* [WHAT THE EXERCISE ASKS] Collect the lines of the entries where "name" shows up.

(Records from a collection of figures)
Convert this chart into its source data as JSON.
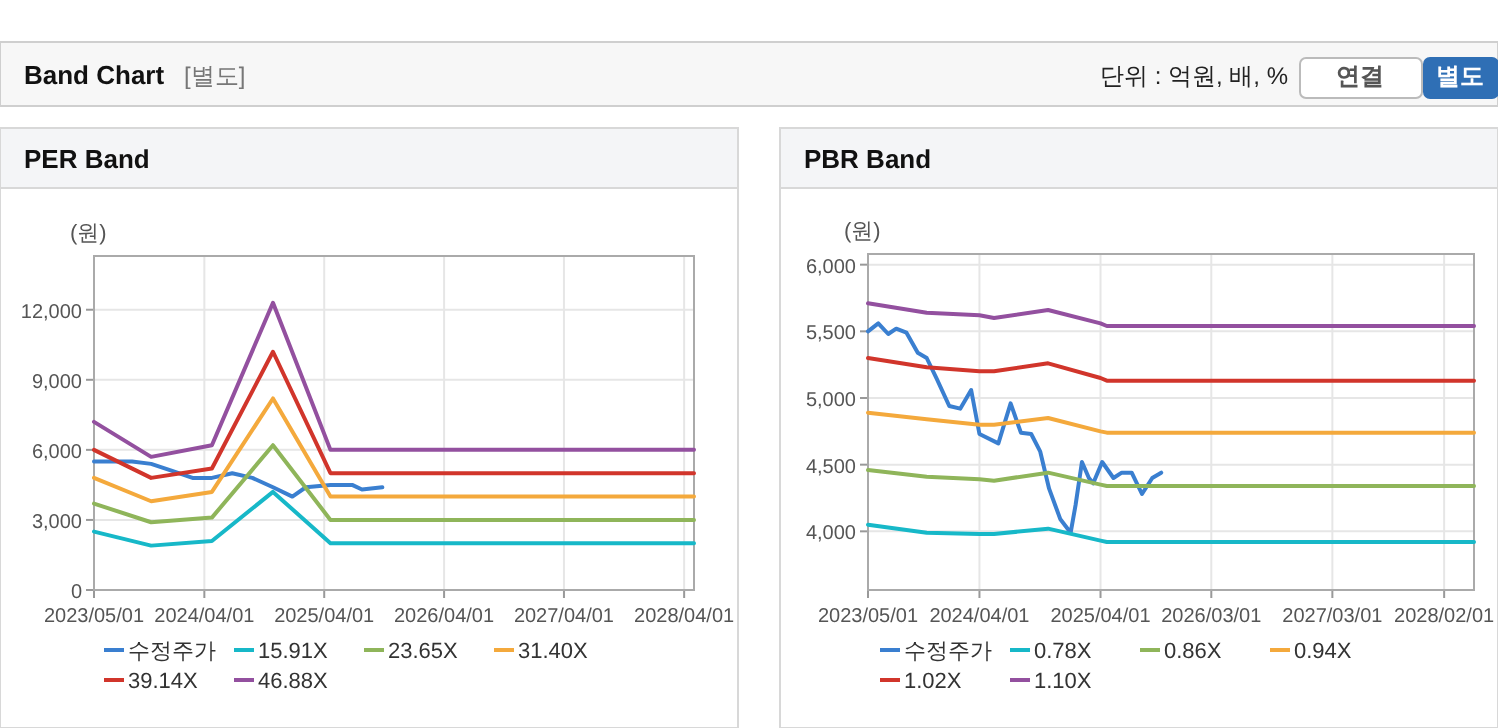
{
  "chart_data": [
    {
      "type": "line",
      "title": "PER Band",
      "ylabel": "(원)",
      "annotations": [
        "Band Chart",
        "[별도]",
        "단위 : 억원, 배, %",
        "연결",
        "별도"
      ],
      "xlim": [
        "2023-05-01",
        "2028-05-01"
      ],
      "xticks": [
        {
          "value": "2023-05-01",
          "label": "2023/05/01"
        },
        {
          "value": "2024-04-01",
          "label": "2024/04/01"
        },
        {
          "value": "2025-04-01",
          "label": "2025/04/01"
        },
        {
          "value": "2026-04-01",
          "label": "2026/04/01"
        },
        {
          "value": "2027-04-01",
          "label": "2027/04/01"
        },
        {
          "value": "2028-04-01",
          "label": "2028/04/01"
        }
      ],
      "ylim": [
        0,
        14300
      ],
      "yticks": [
        0,
        {
          "value": 3000,
          "label": "3,000"
        },
        {
          "value": 6000,
          "label": "6,000"
        },
        {
          "value": 9000,
          "label": "9,000"
        },
        {
          "value": 12000,
          "label": "12,000"
        }
      ],
      "grid": true,
      "legend": "bottom",
      "series": [
        {
          "name": "수정주가",
          "color": "#3a7fd0",
          "x": [
            "2023-05-01",
            "2023-08-25",
            "2023-10-22",
            "2023-12-25",
            "2024-02-25",
            "2024-04-24",
            "2024-06-25",
            "2024-08-25",
            "2024-10-27",
            "2024-12-25",
            "2025-02-04",
            "2025-04-20",
            "2025-06-25",
            "2025-07-25",
            "2025-09-25"
          ],
          "values": [
            5500,
            5500,
            5400,
            5100,
            4800,
            4800,
            5000,
            4800,
            4400,
            4000,
            4400,
            4500,
            4500,
            4300,
            4400
          ]
        },
        {
          "name": "15.91X",
          "color": "#17b8c8",
          "x": [
            "2023-05-01",
            "2023-10-22",
            "2024-04-24",
            "2024-10-27",
            "2025-04-20",
            "2028-05-01"
          ],
          "values": [
            2500,
            1900,
            2100,
            4200,
            2000,
            2000
          ]
        },
        {
          "name": "23.65X",
          "color": "#8fb55a",
          "x": [
            "2023-05-01",
            "2023-10-22",
            "2024-04-24",
            "2024-10-27",
            "2025-04-20",
            "2028-05-01"
          ],
          "values": [
            3700,
            2900,
            3100,
            6200,
            3000,
            3000
          ]
        },
        {
          "name": "31.40X",
          "color": "#f4a93c",
          "x": [
            "2023-05-01",
            "2023-10-22",
            "2024-04-24",
            "2024-10-27",
            "2025-04-20",
            "2028-05-01"
          ],
          "values": [
            4800,
            3800,
            4200,
            8200,
            4000,
            4000
          ]
        },
        {
          "name": "39.14X",
          "color": "#d1352b",
          "x": [
            "2023-05-01",
            "2023-10-22",
            "2024-04-24",
            "2024-10-27",
            "2025-04-20",
            "2028-05-01"
          ],
          "values": [
            6000,
            4800,
            5200,
            10200,
            5000,
            5000
          ]
        },
        {
          "name": "46.88X",
          "color": "#93509f",
          "x": [
            "2023-05-01",
            "2023-10-22",
            "2024-04-24",
            "2024-10-27",
            "2025-04-20",
            "2028-05-01"
          ],
          "values": [
            7200,
            5700,
            6200,
            12300,
            6000,
            6000
          ]
        }
      ]
    },
    {
      "type": "line",
      "title": "PBR Band",
      "ylabel": "(원)",
      "xlim": [
        "2023-05-01",
        "2028-05-01"
      ],
      "xticks": [
        {
          "value": "2023-05-01",
          "label": "2023/05/01"
        },
        {
          "value": "2024-04-01",
          "label": "2024/04/01"
        },
        {
          "value": "2025-04-01",
          "label": "2025/04/01"
        },
        {
          "value": "2026-03-01",
          "label": "2026/03/01"
        },
        {
          "value": "2027-03-01",
          "label": "2027/03/01"
        },
        {
          "value": "2028-02-01",
          "label": "2028/02/01"
        }
      ],
      "ylim": [
        3560,
        6080
      ],
      "yticks": [
        {
          "value": 4000,
          "label": "4,000"
        },
        {
          "value": 4500,
          "label": "4,500"
        },
        {
          "value": 5000,
          "label": "5,000"
        },
        {
          "value": 5500,
          "label": "5,500"
        },
        {
          "value": 6000,
          "label": "6,000"
        }
      ],
      "grid": true,
      "legend": "bottom",
      "series": [
        {
          "name": "수정주가",
          "color": "#3a7fd0",
          "x": [
            "2023-05-01",
            "2023-06-01",
            "2023-07-01",
            "2023-07-25",
            "2023-08-25",
            "2023-09-28",
            "2023-10-25",
            "2023-11-25",
            "2024-01-01",
            "2024-02-03",
            "2024-03-07",
            "2024-04-01",
            "2024-05-28",
            "2024-07-04",
            "2024-08-04",
            "2024-09-04",
            "2024-10-01",
            "2024-10-28",
            "2024-12-01",
            "2025-01-01",
            "2025-01-16",
            "2025-02-04",
            "2025-02-25",
            "2025-03-10",
            "2025-04-06",
            "2025-05-10",
            "2025-06-04",
            "2025-07-04",
            "2025-08-04",
            "2025-09-04",
            "2025-10-01"
          ],
          "values": [
            5500,
            5560,
            5480,
            5520,
            5490,
            5340,
            5300,
            5140,
            4940,
            4920,
            5060,
            4730,
            4660,
            4960,
            4740,
            4730,
            4600,
            4320,
            4090,
            3990,
            4200,
            4520,
            4400,
            4360,
            4520,
            4400,
            4440,
            4440,
            4280,
            4400,
            4440
          ]
        },
        {
          "name": "0.78X",
          "color": "#17b8c8",
          "x": [
            "2023-05-01",
            "2023-10-25",
            "2024-04-01",
            "2024-05-15",
            "2024-10-25",
            "2025-04-01",
            "2025-04-20",
            "2028-05-01"
          ],
          "values": [
            4050,
            3990,
            3980,
            3980,
            4020,
            3930,
            3920,
            3920
          ]
        },
        {
          "name": "0.86X",
          "color": "#8fb55a",
          "x": [
            "2023-05-01",
            "2023-10-25",
            "2024-04-01",
            "2024-05-15",
            "2024-10-25",
            "2025-04-01",
            "2025-04-20",
            "2028-05-01"
          ],
          "values": [
            4460,
            4410,
            4390,
            4380,
            4440,
            4350,
            4340,
            4340
          ]
        },
        {
          "name": "0.94X",
          "color": "#f4a93c",
          "x": [
            "2023-05-01",
            "2023-10-25",
            "2024-04-01",
            "2024-05-15",
            "2024-10-25",
            "2025-04-01",
            "2025-04-20",
            "2028-05-01"
          ],
          "values": [
            4890,
            4840,
            4800,
            4800,
            4850,
            4750,
            4740,
            4740
          ]
        },
        {
          "name": "1.02X",
          "color": "#d1352b",
          "x": [
            "2023-05-01",
            "2023-10-25",
            "2024-04-01",
            "2024-05-15",
            "2024-10-25",
            "2025-04-01",
            "2025-04-20",
            "2028-05-01"
          ],
          "values": [
            5300,
            5230,
            5200,
            5200,
            5260,
            5150,
            5130,
            5130
          ]
        },
        {
          "name": "1.10X",
          "color": "#93509f",
          "x": [
            "2023-05-01",
            "2023-10-25",
            "2024-04-01",
            "2024-05-15",
            "2024-10-25",
            "2025-04-01",
            "2025-04-20",
            "2028-05-01"
          ],
          "values": [
            5710,
            5640,
            5620,
            5600,
            5660,
            5560,
            5540,
            5540
          ]
        }
      ]
    }
  ]
}
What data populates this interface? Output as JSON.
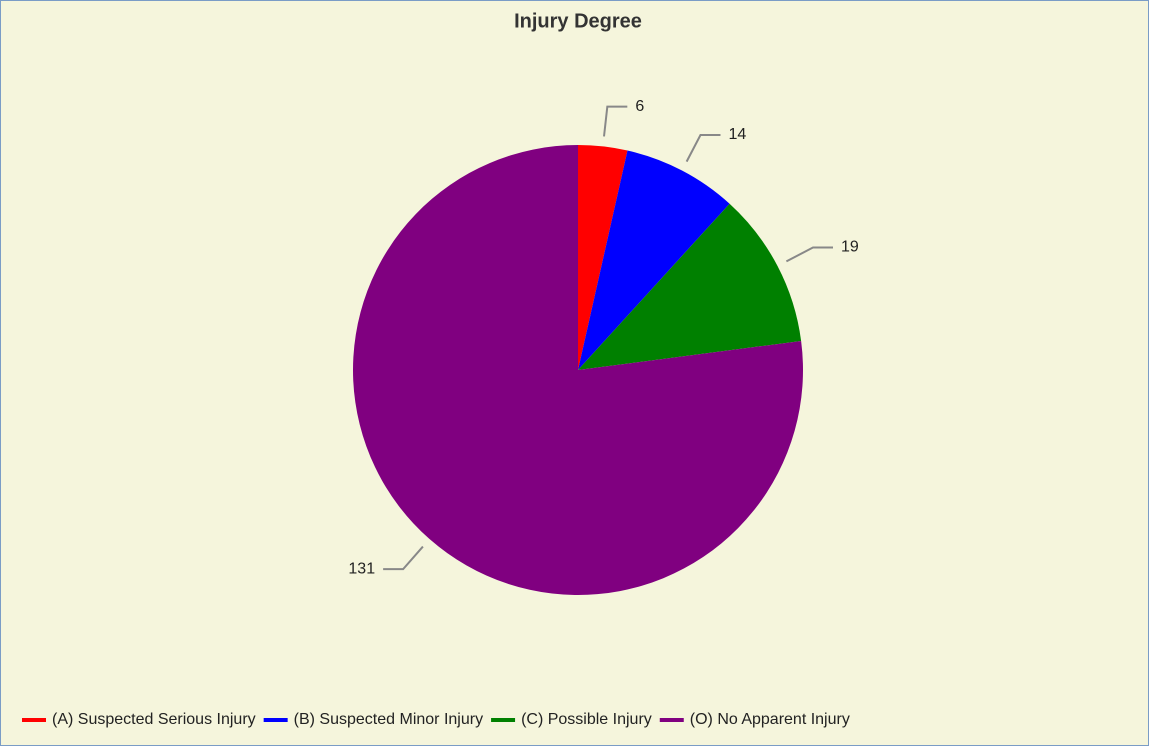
{
  "chart_data": {
    "type": "pie",
    "title": "Injury Degree",
    "categories": [
      "(A) Suspected Serious Injury",
      "(B) Suspected Minor Injury",
      "(C) Possible Injury",
      "(O) No Apparent Injury"
    ],
    "values": [
      6,
      14,
      19,
      131
    ],
    "colors": [
      "#ff0000",
      "#0000ff",
      "#008000",
      "#800080"
    ],
    "legend": "bottom"
  }
}
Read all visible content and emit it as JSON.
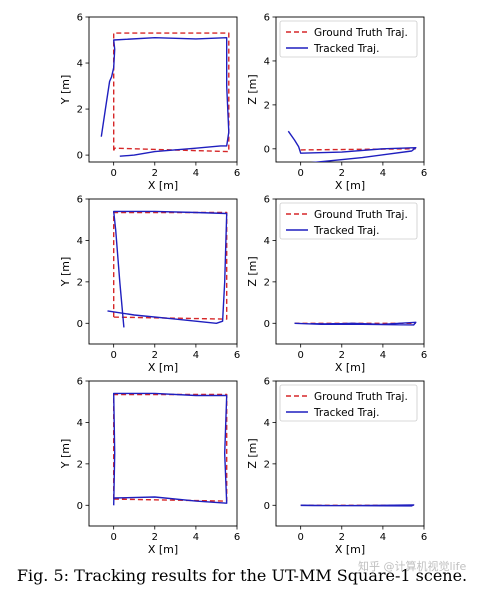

* [WRITTEN RESPONSE]
          "name": "수정주가",
          "name": "15.91X",
          "name": "23.65X",
          "name": "31.40X",
          "name": "39.14X",
          "name": "46.88X",
          "name": "수정주가",
          "name": "0.78X",
          "name": "0.86X",
          "name": "0.94X",
          "name": "1.02X",
          "name": "1.10X",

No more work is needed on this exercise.